=== PROVIDED RECORDS ===
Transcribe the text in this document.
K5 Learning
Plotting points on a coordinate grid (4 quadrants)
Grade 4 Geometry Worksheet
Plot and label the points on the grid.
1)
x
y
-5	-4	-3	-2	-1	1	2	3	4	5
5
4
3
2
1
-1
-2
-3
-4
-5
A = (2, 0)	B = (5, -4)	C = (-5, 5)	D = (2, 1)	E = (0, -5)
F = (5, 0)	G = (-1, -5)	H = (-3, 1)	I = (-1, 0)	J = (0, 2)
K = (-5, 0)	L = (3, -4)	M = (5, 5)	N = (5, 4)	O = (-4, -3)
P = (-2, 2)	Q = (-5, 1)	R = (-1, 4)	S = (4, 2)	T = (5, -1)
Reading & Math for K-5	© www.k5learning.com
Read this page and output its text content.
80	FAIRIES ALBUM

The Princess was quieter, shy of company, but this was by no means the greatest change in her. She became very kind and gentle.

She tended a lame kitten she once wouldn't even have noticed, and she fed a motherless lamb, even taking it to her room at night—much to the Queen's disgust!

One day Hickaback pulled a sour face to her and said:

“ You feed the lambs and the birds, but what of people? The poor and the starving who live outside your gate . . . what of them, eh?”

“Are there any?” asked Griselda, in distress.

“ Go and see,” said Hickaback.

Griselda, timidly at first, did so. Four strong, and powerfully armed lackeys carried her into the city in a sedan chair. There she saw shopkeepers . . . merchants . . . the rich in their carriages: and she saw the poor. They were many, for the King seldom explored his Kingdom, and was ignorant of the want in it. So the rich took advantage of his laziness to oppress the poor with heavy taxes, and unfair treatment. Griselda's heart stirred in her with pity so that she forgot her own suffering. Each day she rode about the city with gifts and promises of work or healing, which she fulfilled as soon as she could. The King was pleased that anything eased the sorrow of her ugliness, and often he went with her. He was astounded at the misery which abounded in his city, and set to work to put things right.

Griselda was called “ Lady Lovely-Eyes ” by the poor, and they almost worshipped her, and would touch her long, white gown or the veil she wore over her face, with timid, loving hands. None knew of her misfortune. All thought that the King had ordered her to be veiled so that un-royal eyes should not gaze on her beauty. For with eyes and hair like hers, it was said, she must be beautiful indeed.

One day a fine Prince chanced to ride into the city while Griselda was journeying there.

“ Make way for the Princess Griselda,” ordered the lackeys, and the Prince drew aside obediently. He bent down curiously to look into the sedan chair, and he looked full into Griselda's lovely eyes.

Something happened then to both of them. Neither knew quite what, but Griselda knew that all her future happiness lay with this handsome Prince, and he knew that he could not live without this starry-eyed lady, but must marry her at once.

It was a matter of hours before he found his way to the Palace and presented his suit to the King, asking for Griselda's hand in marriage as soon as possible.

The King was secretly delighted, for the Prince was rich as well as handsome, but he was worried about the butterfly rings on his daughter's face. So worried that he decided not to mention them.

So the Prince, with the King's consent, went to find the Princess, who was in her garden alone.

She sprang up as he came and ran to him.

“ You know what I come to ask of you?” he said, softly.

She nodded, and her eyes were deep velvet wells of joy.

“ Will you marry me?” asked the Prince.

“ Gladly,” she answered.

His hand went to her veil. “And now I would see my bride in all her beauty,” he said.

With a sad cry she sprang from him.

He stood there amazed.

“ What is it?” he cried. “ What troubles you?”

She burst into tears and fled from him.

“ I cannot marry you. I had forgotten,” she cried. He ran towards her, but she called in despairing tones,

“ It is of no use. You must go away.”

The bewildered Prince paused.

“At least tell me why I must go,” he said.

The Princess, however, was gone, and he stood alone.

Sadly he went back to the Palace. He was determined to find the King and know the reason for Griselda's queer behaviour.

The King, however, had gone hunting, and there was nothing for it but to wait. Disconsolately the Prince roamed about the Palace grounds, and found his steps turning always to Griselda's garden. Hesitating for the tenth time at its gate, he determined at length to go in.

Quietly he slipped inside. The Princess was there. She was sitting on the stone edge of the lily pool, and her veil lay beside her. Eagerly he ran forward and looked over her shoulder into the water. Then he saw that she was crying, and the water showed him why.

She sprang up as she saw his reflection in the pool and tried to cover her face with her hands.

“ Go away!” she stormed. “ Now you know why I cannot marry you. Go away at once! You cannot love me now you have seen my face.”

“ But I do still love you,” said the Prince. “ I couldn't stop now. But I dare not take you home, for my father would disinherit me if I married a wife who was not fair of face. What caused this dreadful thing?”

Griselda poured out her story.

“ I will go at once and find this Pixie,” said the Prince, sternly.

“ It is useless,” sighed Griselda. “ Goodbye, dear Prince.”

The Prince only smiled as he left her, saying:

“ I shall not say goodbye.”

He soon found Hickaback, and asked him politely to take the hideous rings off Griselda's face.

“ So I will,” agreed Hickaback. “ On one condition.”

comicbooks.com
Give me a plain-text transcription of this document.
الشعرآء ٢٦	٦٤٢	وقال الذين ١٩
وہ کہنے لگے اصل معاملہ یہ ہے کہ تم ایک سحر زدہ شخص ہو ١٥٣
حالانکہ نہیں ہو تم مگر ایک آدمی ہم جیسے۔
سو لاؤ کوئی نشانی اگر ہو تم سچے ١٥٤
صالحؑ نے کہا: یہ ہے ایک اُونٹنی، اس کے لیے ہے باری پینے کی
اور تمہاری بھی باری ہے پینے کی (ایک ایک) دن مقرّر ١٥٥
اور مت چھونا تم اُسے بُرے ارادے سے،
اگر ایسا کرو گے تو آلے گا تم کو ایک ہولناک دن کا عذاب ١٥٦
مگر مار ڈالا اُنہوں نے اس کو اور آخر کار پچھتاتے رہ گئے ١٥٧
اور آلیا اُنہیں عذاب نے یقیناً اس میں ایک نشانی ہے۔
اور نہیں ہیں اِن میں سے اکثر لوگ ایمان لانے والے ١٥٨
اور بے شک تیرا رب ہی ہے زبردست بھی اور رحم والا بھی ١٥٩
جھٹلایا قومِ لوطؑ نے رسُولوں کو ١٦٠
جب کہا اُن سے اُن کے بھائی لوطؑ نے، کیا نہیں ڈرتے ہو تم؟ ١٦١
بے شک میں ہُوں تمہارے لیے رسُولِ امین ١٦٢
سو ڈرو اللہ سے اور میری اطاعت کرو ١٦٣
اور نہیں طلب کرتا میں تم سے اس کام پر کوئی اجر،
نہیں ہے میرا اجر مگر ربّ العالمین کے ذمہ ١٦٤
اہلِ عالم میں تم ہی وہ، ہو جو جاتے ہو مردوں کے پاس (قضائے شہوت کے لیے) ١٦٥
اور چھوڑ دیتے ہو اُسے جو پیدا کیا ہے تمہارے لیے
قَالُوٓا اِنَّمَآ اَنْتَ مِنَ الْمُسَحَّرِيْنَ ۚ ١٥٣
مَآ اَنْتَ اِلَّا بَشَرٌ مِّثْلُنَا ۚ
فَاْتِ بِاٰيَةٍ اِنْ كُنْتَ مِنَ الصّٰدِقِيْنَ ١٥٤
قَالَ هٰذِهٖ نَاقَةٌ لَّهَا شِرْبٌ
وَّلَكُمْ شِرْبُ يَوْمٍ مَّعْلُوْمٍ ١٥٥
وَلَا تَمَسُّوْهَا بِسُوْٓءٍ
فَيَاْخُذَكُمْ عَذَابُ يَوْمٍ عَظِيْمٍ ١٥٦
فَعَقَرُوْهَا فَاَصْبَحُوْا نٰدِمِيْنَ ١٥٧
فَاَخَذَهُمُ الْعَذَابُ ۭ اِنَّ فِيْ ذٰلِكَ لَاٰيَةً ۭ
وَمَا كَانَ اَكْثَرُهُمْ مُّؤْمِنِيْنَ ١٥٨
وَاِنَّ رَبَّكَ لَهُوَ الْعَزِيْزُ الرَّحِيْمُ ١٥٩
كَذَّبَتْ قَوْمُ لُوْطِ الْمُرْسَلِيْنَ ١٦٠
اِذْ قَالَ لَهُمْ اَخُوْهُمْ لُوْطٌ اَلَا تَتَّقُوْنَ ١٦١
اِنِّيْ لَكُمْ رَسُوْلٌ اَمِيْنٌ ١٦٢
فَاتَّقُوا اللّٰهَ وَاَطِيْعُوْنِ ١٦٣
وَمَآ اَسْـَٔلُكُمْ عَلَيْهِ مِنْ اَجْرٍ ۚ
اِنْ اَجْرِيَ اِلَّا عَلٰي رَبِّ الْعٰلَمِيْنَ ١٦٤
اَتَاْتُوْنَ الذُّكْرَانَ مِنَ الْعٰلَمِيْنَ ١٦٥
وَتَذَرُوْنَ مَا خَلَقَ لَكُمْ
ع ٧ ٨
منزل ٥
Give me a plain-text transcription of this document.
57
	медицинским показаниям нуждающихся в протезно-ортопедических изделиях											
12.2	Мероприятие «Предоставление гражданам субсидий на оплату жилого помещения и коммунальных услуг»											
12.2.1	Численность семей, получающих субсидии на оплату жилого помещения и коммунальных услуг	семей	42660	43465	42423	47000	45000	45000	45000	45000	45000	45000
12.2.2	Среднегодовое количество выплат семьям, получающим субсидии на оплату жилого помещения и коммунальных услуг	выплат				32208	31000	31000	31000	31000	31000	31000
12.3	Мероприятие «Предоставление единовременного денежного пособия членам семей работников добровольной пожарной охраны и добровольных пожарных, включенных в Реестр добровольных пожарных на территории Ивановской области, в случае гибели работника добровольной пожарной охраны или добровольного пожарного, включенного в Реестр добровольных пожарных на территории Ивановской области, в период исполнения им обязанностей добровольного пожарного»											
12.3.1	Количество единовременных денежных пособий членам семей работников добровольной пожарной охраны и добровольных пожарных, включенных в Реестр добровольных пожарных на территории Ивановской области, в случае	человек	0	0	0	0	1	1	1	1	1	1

=== OBJECTIVE ===
Your answer should be a single number: the count of lines in these records that hold the string "Hickaback".

=== EXERCISE RESULT ===
4